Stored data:

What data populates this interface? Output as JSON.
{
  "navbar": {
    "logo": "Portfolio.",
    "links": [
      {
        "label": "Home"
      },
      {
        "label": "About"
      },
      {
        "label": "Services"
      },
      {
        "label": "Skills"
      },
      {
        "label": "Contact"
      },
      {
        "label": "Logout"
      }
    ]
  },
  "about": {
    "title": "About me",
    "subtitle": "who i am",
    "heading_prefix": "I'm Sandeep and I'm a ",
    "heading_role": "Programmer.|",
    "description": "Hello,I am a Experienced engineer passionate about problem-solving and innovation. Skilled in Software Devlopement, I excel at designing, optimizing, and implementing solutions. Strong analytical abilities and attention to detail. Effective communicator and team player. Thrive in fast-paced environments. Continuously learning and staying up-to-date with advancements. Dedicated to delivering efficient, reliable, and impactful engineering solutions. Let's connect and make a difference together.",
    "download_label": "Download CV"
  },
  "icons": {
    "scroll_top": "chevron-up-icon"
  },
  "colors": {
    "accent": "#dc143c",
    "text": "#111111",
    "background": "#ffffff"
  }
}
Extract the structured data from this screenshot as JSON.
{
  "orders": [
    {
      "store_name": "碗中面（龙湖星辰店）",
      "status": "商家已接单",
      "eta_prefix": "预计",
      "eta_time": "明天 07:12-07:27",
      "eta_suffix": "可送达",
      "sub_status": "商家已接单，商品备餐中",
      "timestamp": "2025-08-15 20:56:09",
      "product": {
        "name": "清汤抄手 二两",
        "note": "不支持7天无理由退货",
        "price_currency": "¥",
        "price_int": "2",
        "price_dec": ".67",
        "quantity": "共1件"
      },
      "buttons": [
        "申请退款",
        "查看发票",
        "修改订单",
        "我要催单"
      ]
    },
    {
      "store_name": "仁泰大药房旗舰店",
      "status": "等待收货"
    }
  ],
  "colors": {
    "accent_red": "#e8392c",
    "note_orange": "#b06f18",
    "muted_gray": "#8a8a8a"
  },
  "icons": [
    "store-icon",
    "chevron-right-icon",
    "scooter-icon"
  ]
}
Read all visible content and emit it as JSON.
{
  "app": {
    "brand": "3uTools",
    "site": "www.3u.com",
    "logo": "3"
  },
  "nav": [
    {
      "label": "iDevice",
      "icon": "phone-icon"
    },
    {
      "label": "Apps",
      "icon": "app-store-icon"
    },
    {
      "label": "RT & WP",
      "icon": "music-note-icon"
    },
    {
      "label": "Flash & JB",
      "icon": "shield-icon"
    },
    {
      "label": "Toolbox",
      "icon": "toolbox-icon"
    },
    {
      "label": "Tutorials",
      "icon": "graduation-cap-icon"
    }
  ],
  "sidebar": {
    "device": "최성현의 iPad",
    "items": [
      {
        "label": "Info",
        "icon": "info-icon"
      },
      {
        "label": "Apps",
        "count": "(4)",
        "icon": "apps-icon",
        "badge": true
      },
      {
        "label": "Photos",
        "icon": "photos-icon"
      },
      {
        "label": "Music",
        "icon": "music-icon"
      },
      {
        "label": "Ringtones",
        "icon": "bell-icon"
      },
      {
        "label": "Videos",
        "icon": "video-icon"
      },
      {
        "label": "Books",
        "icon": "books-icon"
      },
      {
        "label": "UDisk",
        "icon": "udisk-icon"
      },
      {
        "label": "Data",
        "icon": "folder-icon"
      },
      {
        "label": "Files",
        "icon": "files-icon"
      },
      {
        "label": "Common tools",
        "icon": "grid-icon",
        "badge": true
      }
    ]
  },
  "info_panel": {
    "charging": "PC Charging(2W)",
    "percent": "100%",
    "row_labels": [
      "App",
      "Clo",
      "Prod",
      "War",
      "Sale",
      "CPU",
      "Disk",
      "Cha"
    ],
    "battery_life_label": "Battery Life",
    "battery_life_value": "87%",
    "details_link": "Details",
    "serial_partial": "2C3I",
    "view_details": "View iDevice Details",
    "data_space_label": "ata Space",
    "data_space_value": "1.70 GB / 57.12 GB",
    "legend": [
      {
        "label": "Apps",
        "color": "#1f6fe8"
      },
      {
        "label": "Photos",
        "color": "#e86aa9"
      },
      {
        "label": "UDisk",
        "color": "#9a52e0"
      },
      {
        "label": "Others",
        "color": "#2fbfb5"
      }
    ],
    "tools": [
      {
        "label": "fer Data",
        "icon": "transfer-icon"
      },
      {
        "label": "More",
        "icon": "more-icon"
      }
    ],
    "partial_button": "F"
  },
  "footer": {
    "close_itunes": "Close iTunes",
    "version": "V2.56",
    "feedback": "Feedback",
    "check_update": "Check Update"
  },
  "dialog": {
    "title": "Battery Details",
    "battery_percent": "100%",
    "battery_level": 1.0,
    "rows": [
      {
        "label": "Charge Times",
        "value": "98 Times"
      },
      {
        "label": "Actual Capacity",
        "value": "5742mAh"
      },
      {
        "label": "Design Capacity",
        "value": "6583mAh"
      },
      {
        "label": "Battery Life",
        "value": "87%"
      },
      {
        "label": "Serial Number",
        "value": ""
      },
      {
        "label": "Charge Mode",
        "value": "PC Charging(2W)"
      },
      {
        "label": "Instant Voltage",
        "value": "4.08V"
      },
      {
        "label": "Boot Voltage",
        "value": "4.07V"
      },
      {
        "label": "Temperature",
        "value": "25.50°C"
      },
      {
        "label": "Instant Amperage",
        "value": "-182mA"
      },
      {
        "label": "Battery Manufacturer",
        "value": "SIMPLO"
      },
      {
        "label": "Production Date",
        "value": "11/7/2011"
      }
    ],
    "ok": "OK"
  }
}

• _Problem to solve_
Look over the material above and show each line where "Voltage" appears.

• _Written reply_
        "label": "Instant Voltage",
        "label": "Boot Voltage",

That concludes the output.